## THE TASK
Check each line below for the word "this" and give the number of lines that have it, nothing more.

--- GIVEN RECORDS ---

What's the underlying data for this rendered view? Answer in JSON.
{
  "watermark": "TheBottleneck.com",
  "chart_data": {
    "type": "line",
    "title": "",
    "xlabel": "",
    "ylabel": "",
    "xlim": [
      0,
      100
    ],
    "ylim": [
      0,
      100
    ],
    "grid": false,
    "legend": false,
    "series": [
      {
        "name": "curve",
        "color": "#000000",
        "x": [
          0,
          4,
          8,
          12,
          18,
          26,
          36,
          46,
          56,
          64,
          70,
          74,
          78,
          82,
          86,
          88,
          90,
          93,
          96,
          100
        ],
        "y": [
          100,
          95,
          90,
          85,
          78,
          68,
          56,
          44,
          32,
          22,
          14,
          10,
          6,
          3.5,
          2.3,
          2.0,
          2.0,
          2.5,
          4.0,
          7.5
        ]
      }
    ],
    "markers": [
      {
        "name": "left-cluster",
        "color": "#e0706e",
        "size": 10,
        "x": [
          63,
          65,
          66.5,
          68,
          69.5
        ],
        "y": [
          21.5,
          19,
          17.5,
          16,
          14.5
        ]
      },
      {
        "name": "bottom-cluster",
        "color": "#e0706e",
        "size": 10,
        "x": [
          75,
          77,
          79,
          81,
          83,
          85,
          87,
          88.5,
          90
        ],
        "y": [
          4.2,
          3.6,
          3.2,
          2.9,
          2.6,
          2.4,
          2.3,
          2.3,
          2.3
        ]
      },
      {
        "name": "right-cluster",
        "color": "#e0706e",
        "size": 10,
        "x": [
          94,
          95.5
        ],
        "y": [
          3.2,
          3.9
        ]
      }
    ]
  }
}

---
--- GIVEN RECORDS ---

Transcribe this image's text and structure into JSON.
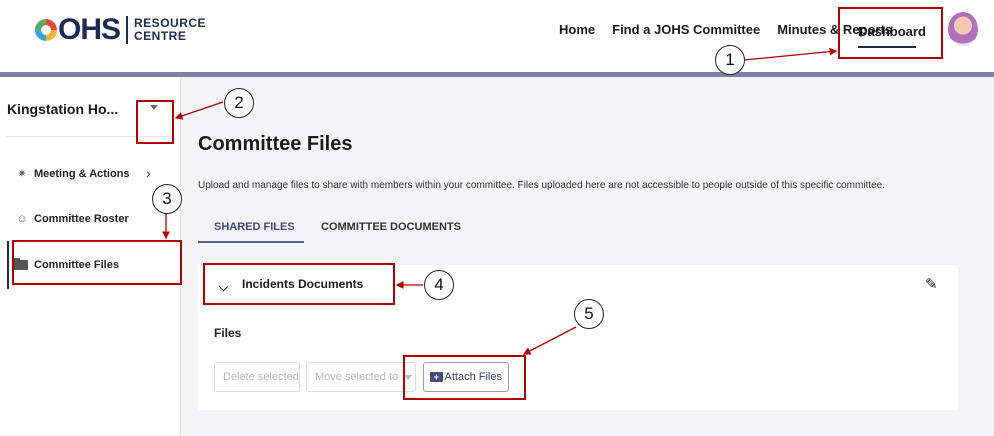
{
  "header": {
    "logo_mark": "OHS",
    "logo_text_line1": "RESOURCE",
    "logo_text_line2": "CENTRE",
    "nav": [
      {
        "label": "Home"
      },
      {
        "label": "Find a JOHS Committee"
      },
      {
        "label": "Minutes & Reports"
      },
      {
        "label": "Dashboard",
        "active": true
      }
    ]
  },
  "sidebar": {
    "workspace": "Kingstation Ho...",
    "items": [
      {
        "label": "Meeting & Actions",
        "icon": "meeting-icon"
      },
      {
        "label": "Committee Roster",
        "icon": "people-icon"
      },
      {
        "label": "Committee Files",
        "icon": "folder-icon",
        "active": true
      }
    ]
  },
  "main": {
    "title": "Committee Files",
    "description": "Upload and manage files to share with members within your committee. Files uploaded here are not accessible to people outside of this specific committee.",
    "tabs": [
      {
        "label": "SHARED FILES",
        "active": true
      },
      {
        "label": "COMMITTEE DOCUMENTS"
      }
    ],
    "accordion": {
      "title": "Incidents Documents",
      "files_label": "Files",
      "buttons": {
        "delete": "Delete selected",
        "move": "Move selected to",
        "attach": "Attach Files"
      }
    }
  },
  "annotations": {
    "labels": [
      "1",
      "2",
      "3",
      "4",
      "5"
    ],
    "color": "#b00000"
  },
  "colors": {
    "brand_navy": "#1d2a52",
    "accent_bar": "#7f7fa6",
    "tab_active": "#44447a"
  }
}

---
--- GIVEN RECORDS ---

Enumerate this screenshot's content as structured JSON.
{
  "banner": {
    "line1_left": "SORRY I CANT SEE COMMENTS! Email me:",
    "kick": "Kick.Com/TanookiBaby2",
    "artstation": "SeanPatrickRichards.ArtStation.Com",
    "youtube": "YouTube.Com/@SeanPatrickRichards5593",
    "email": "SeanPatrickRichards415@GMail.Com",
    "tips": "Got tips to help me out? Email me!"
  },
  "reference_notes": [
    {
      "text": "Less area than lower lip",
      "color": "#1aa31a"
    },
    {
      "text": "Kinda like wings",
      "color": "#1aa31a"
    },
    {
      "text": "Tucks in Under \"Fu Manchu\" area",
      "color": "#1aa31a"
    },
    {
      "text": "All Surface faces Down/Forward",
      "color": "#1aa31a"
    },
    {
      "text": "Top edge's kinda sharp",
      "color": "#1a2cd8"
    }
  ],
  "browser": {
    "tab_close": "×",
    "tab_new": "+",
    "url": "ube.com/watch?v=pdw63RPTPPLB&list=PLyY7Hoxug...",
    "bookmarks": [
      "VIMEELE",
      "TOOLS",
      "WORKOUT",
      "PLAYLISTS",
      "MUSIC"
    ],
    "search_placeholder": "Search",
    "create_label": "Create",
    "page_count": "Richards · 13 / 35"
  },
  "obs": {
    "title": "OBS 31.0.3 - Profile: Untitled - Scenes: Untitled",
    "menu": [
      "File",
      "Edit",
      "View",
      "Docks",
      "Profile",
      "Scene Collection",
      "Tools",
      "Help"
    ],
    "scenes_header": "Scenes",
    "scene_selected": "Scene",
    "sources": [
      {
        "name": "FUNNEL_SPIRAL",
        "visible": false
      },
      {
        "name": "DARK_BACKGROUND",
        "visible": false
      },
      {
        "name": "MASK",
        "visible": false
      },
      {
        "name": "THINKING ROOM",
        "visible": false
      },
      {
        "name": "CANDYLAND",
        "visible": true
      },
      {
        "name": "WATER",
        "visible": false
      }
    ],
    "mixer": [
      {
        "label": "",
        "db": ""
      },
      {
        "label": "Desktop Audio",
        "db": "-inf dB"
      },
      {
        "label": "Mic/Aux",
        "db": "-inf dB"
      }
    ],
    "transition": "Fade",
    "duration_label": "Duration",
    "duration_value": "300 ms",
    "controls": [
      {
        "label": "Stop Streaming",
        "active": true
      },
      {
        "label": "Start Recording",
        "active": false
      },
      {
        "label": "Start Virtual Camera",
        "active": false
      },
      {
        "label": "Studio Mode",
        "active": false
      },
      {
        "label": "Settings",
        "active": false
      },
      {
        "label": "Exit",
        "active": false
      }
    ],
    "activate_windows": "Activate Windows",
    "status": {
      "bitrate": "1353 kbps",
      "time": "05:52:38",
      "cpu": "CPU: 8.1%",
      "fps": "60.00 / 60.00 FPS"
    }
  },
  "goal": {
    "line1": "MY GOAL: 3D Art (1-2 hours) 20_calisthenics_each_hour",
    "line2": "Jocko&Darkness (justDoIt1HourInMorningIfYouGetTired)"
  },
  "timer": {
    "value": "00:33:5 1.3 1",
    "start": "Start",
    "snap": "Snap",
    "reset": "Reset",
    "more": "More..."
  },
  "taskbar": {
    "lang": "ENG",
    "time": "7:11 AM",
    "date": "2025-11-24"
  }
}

---

## ANSWER BELOW
4